Trecho
A questão dos estados é interessante de analisar. À primeira vista, parece óbvio que o empresário escolheria estados do Sul. Mas, ao decidir por um investimento, não se olha apenas um fator.
Onde está a matéria-prima? O seu mercado é interno ou externo? Onde estão seus colaboradores? Em um contexto assim, a fonte de recursos, a experiência e a qualificação profissional podem ser vantagens comparativas que cada estado oferece, por exemplo.
Veja hoje, que você tem investimentos fortíssimos no Nordeste para o mercado de inovação e tecnologia. Pernambuco virou um polo de tecnologia, com mão de obra qualificadíssima e de fornecimento de energia limpa.
Os estados podem continuar oferecendo incentivos e competindo entre si. Mas, agora, os incentivos não precisam mais ser tributários.
Os governos estaduais, por meio dos fundos que vão gerir, podem modelar incentivos de crédito, de recursos humanos, de uma infraestrutura melhor, entre outros.

Conjunto de tarefas
a) Explique, com base no trecho sobre incentivos estaduais, por que não é óbvio que o empresário escolheria estados do Sul. Responda em uma a três frases.
b) Indique se cada afirmação concorda com o trecho sobre incentivos estaduais. Responda sim ou não e cite as palavras do trecho que decidem: (i) Pernambuco tornou-se um polo de tecnologia; (ii) os incentivos estaduais ainda precisam ser tributários; (iii) os estados deverão deixar de competir entre si.
c) Dê continuidade ao trecho sobre incentivos estaduais, começando logo após a última frase apresentada.

Linhas

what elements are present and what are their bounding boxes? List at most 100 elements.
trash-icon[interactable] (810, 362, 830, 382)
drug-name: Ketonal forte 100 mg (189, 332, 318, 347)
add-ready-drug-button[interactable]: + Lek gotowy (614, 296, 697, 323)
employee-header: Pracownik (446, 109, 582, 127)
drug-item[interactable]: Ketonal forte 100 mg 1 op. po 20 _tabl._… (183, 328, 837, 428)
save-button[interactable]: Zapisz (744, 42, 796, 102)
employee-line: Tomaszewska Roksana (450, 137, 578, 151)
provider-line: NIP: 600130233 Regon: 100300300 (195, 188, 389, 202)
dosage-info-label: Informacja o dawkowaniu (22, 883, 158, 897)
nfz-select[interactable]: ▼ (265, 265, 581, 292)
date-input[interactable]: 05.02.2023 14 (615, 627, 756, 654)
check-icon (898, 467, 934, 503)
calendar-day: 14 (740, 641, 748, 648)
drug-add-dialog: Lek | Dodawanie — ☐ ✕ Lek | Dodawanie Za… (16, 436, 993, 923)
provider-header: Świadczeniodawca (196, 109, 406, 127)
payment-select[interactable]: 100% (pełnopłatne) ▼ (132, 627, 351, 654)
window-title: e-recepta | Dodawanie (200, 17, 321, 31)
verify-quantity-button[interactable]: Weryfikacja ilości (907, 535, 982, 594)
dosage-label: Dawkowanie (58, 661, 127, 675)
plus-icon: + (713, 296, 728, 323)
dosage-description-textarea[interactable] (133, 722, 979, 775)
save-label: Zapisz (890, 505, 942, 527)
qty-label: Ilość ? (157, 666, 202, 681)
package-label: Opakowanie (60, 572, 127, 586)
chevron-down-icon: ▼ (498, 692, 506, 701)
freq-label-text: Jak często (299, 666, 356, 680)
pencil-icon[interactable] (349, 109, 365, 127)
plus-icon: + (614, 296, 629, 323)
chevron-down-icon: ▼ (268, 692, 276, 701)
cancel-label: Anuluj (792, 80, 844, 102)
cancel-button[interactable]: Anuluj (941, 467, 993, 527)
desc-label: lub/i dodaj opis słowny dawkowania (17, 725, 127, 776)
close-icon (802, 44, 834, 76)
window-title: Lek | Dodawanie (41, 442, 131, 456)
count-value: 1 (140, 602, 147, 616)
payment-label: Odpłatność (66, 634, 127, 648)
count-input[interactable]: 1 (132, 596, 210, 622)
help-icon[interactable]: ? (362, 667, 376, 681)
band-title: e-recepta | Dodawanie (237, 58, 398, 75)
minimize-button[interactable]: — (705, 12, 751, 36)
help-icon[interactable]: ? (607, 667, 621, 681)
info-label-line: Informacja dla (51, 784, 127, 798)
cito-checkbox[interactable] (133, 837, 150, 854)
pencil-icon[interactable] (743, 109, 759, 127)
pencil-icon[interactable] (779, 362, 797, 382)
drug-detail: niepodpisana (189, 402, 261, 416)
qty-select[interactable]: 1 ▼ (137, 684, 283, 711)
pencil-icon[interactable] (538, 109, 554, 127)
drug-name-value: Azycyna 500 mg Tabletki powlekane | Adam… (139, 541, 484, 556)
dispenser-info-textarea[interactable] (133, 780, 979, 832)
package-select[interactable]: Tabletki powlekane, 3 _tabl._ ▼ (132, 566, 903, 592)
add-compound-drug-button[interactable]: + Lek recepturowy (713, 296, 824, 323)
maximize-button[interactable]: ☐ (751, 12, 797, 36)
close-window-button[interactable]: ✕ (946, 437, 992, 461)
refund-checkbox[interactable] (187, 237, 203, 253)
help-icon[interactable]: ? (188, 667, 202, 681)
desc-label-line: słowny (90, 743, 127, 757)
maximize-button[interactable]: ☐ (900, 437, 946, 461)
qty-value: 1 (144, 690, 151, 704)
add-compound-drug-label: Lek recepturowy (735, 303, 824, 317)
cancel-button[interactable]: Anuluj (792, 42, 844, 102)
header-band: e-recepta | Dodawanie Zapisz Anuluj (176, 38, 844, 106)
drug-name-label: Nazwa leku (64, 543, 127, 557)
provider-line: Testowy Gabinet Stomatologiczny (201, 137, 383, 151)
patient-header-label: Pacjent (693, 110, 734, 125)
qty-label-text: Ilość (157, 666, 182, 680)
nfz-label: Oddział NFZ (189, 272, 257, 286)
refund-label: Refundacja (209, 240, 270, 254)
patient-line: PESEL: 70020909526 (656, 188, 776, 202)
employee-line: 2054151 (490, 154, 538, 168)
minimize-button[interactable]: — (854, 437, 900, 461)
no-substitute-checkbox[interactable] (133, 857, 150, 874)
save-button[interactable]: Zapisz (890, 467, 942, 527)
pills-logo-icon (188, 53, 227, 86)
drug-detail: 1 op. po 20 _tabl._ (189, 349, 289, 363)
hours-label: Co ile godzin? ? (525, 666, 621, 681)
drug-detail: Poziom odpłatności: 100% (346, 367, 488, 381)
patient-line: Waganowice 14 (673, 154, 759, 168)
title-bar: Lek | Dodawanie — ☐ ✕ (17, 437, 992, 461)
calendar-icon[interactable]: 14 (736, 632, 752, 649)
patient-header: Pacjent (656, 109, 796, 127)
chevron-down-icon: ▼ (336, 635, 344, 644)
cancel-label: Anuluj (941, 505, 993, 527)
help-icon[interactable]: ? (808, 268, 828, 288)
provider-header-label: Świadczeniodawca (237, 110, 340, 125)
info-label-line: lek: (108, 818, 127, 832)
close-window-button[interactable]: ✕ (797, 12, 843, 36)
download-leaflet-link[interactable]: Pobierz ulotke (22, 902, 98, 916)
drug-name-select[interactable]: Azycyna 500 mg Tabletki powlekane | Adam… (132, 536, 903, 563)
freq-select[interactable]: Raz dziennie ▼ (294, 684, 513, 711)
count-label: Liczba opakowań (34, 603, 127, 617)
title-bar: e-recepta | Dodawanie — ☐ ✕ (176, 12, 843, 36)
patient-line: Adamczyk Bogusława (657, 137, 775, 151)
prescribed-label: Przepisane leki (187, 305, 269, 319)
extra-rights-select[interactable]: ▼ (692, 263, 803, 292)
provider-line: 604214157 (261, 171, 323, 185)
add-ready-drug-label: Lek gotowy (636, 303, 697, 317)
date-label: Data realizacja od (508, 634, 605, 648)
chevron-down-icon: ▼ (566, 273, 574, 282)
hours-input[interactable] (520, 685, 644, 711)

Respostas em ordem
a) Ao decidir por um investimento, não se olha apenas um fator. É preciso considerar onde está a matéria-prima, se o mercado é interno ou externo e onde estão os colaboradores. Cada estado pode oferecer vantagens comparativas, como a fonte de recursos, a experiência e a qualificação profissional.

b)
(i) Sim: "Pernambuco virou um polo de tecnologia".
(ii) Não: "os incentivos não precisam mais ser tributários".
(iii) Não: "Os estados podem continuar oferecendo incentivos e competindo entre si."

c)
Eu acredito que os incentivos vão ficar mais claros, mais transparentes e a disputa vai ser maior. Os estados terão mais interesse em investir em infraestrutura para poder atrair empresas.
g1 – Com a reforma chegando ao Senado, quais as preocupações do setor durante a tramitação?
Trabalhamos bastante com senadores, mesmo no período de recesso. Temos discussões pendentes, principalmente sobre algumas emendas colocadas de última hora na proposta.
A principal preocupação é o artigo 20, que é a possibilidade de estados criarem taxas de fiscalização. Isso é um absurdo, até porque não há limite para essas taxas. Isso pode ser um problemão.